Excerpt
*** Block opens ***
- Origin: Harpenden, Hertfordshire, England
- Genres: Metalcore, progressive metal, melodic hardcore, melodic death metal
- Years active: 2006–2015
- Labels: Listenable Records, Thirty Days of Night Records, Doom Patrol Foundation
- Members: Jack Delany Sam Brennan Matthew Pugh Tim George Tom Hollings
- Past members: Ian Cubbon David McCretton Jack Moulsdale Paul Waudby Stephen Whitworth
- Website: theeyesofatraitor.com

= The Eyes of a Traitor =

English metalcore band

The Eyes of a Traitor were an English metalcore band from Harpenden, Hertfordshire, formed in the summer of 2006. The band consists of vocalist Jack Delany, drummer Sam Brennan, guitarists Tim George and Matthew Pugh, and bassist Tom Hollings. There have been numerous line-up changes within the band, mainly due to members wishing to pursue education. According to the band, its name derives from a conversation the band members had whilst watching Star Wars.

They have released two extended plays, and two full-length studio albums. Their debut EP By Sunset was released in November 2007 after writing and recording it earlier that year. In 2007, they signed with Listenable Records and then released their debut album, A Clear Perception, on the record label in 2009. Their second studio album, Breathless, was released in July 2010 after featuring a different line-up, maintaining only the vocalist and drummer of the band as original members. In 2011, they independently released and distributed a second EP, The Disease EP, through live shows. The band was in the process of recording their third studio album; however declared their hiatus on 20 November 2011 and eventually split-up in 2015.
*** Block closes ***
Activity A
Name every record the band put out, as listed in the article on The Eyes of a Traitor.
Activity B
Write the next part of the article on The Eyes of a Traitor, picking up after its last sentence.
The rows have nothing to do with the article on The Eyes of a Traitor.

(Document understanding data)
*** Block opens ***
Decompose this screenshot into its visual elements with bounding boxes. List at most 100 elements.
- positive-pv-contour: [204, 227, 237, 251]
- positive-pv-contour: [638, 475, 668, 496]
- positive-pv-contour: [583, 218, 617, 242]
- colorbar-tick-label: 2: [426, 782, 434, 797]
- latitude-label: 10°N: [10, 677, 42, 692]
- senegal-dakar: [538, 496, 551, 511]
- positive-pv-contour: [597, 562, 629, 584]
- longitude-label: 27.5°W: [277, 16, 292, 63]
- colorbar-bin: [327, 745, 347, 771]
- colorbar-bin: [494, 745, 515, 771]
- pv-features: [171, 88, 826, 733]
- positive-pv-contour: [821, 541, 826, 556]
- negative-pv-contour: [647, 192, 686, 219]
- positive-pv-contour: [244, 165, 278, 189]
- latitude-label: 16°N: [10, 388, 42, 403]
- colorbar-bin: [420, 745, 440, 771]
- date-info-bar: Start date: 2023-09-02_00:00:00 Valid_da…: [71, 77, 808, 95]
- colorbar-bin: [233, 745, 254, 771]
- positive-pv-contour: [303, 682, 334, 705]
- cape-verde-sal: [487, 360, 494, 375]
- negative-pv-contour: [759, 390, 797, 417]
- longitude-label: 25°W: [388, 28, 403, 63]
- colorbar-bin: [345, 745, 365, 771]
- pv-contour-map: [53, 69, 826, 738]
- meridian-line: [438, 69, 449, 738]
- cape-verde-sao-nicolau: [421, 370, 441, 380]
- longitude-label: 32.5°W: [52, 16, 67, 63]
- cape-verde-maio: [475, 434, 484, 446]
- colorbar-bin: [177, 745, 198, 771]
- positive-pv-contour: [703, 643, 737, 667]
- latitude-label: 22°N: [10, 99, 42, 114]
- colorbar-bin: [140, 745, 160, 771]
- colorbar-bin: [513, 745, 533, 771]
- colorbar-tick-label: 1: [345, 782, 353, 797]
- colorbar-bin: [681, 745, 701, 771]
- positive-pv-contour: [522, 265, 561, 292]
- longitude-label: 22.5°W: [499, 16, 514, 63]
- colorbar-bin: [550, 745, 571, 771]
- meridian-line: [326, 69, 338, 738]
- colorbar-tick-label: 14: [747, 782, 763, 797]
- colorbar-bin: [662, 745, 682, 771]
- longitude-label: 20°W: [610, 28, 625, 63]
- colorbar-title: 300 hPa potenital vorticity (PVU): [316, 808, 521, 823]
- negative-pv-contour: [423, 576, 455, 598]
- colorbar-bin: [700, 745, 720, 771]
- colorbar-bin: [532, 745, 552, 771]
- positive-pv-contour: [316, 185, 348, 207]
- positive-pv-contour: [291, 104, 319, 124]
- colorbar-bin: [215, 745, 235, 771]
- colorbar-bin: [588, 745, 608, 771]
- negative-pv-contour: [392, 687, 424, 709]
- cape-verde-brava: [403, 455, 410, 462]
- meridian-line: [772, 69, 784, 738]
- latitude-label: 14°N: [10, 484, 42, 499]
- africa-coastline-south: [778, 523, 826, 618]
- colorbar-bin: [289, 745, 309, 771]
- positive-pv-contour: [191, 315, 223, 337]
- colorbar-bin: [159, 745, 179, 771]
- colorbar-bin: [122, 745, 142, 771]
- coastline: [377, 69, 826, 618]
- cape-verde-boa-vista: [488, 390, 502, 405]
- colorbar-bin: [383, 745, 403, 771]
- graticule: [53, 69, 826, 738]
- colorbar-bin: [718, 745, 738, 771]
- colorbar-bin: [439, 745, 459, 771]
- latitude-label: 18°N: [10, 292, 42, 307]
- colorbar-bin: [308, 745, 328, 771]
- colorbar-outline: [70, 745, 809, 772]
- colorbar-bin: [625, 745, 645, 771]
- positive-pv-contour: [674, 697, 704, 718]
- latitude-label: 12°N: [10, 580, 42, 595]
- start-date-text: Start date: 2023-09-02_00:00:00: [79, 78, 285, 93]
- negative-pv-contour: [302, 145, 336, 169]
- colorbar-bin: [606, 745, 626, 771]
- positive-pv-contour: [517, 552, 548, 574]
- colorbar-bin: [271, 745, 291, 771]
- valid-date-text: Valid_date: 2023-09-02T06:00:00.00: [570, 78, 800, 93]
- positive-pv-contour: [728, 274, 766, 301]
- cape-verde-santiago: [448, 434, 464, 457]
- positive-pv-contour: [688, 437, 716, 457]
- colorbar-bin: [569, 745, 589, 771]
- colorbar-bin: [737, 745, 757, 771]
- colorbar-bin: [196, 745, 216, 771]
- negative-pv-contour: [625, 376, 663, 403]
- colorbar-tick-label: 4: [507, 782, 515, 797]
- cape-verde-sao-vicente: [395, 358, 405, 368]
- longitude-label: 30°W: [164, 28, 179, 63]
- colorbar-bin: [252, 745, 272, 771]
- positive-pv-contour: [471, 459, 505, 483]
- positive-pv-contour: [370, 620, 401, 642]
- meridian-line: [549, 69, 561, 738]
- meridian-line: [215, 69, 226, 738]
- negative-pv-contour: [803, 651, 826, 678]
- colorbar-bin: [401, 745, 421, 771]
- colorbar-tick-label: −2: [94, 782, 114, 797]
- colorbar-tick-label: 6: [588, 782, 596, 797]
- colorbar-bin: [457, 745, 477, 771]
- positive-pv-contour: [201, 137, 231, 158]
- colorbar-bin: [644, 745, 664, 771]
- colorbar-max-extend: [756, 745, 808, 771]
*** Block closes ***
Written reply A
By Sunset
A Clear Perception
Breathless
The Disease EP

Written reply B
==History==

===Formation, A Clear Perception and Breathless (2006-2010)===
The band formed in August 2006 when Delany and guitarist Stephen Whitworth first met in Luton, Bedfordshire. A year after their formation, they parted ways with their bassist, Ian Cubbon, due to musical differences. Releasing their first extended play, By Sunset on the underground English label Thirty Days of Night Records led to them touring across the country. Their first tour was a seven-day UK tour in support of the Italian band Godless Crusade. In the winter of 2007, the band did a headline tour with the death-metal band Aortic Dissection, leading to them being acknowledged by Listenable Records. This subsequently led to the signing of a three-album deal with the label. Guitarist David McCretton left the band after the release of the first of three albums 'A Clear Perception' to further his education and pursue a career in medicine. He was replaced by Pugh, an old friend of the band.

In conjunction with their release of the A Clear Perception album – produced by Ed Sokolowski at EAS Studios in Milton Keynes, Buckinghamshire – on 6 February 2009, they were confirmed as the main support for the French metal band Gojira on the UK dates of Gojira's The Way of All Flesh Tour. Shortly after, the band embarked on a seven-day headline tour with the English melodic death metal band Ignominious Incarceration, as well as the bands Argent Dawn and Many Things Untold. This was the start of an extensive tour schedule which was to occupy them for the remainder of the year. On 1 September 2009, the band released a digital single, "Nothing to Offer". This was later re-recorded for their second album, Breathless.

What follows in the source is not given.